▸ Given entries
• • •

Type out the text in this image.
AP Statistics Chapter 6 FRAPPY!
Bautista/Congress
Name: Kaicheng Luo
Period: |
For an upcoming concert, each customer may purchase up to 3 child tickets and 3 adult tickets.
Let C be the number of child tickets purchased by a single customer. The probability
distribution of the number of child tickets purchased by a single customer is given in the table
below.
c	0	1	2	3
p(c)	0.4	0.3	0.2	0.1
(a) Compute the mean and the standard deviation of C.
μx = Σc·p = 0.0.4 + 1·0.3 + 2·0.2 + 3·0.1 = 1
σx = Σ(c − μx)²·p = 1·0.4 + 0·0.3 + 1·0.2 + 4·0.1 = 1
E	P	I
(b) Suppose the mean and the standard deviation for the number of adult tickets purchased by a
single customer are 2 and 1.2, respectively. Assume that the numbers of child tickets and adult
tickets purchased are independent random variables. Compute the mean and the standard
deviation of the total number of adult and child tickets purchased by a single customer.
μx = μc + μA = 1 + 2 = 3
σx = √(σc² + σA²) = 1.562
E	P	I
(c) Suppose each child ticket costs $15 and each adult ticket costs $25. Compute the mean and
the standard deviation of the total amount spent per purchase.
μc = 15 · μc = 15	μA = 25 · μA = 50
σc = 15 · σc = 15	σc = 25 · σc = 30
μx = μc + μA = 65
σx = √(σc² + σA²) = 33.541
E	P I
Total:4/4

• • •

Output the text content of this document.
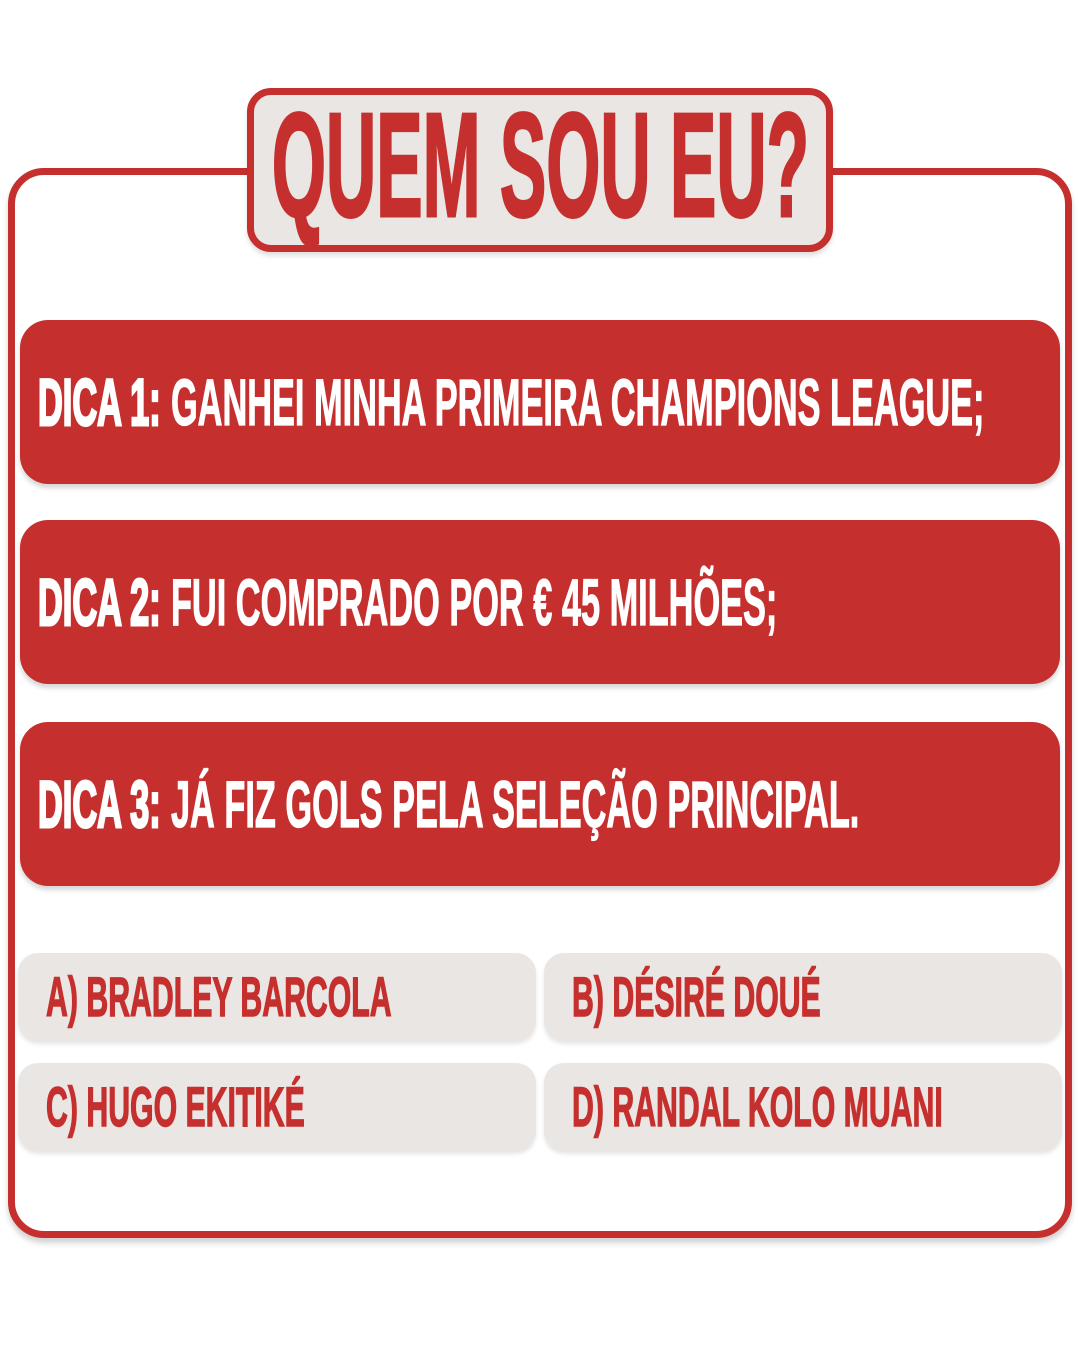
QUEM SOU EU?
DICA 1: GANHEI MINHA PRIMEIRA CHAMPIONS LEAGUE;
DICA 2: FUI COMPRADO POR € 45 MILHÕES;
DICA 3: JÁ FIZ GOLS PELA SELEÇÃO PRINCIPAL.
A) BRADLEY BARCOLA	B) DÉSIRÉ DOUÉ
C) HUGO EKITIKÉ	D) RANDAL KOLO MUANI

• • •

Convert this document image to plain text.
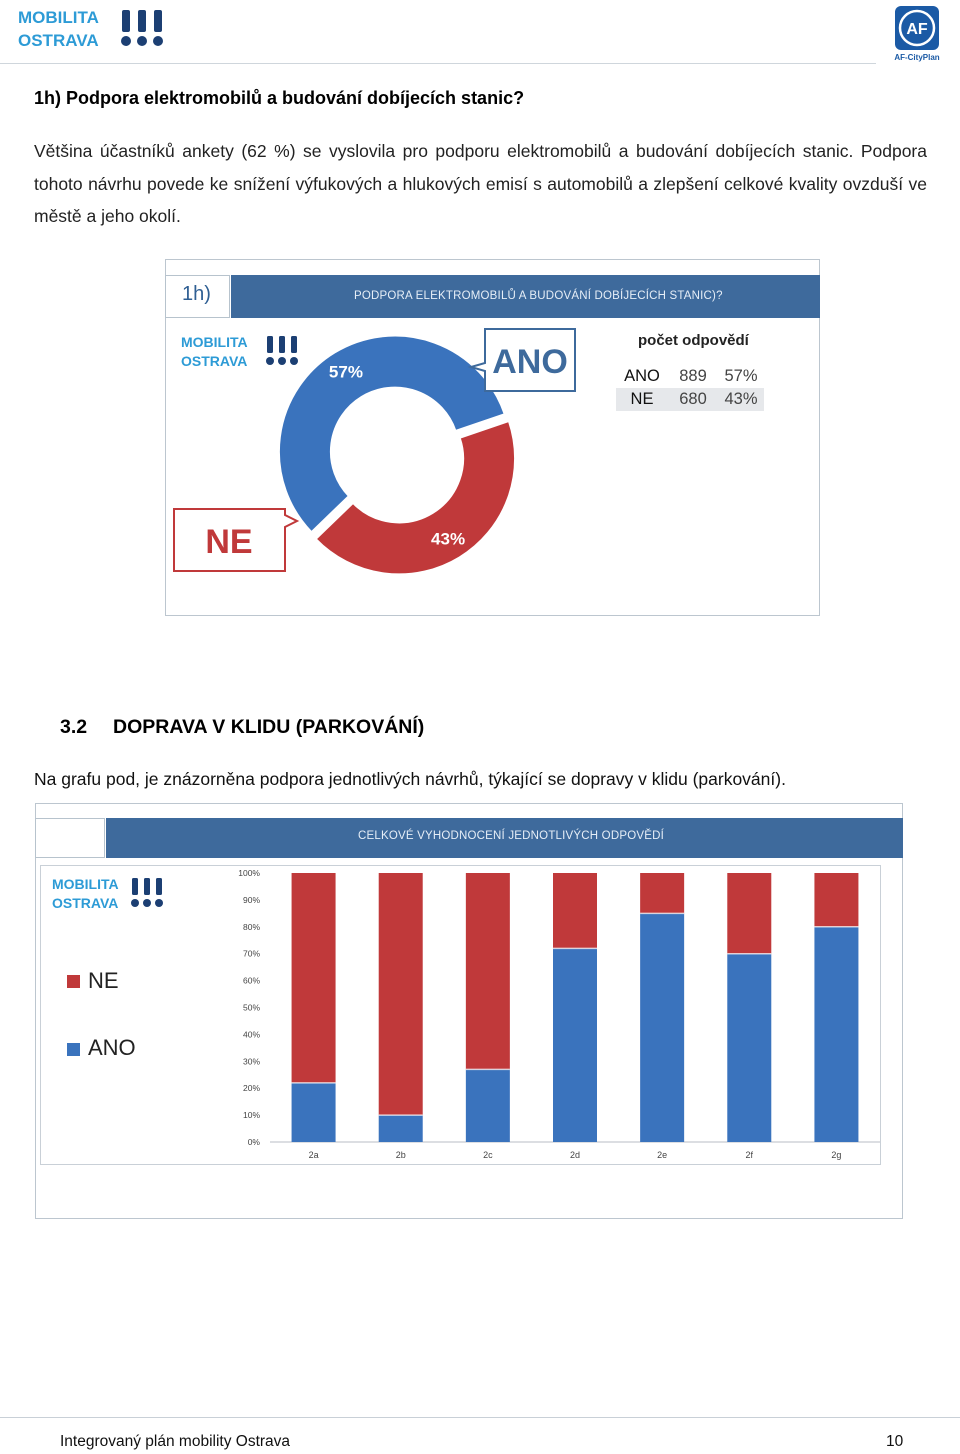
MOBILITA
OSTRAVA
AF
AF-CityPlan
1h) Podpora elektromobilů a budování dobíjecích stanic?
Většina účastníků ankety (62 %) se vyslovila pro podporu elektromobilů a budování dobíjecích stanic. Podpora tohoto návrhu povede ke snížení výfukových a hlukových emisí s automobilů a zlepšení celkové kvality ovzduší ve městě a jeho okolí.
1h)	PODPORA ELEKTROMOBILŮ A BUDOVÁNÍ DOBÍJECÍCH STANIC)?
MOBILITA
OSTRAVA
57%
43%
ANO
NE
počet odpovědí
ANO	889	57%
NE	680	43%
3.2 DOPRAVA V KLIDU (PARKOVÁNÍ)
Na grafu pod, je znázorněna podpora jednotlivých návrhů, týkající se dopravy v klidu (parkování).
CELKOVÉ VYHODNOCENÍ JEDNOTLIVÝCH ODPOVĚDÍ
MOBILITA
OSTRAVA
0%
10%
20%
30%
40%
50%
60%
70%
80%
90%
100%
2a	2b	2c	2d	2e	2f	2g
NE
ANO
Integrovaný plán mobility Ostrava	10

• • •

▸ Your task
Copy every line above in which the string "this" shows up.

▸ Output of the task
Type out the text in this image.
Output the text content of this document.
Convert this document image to plain text.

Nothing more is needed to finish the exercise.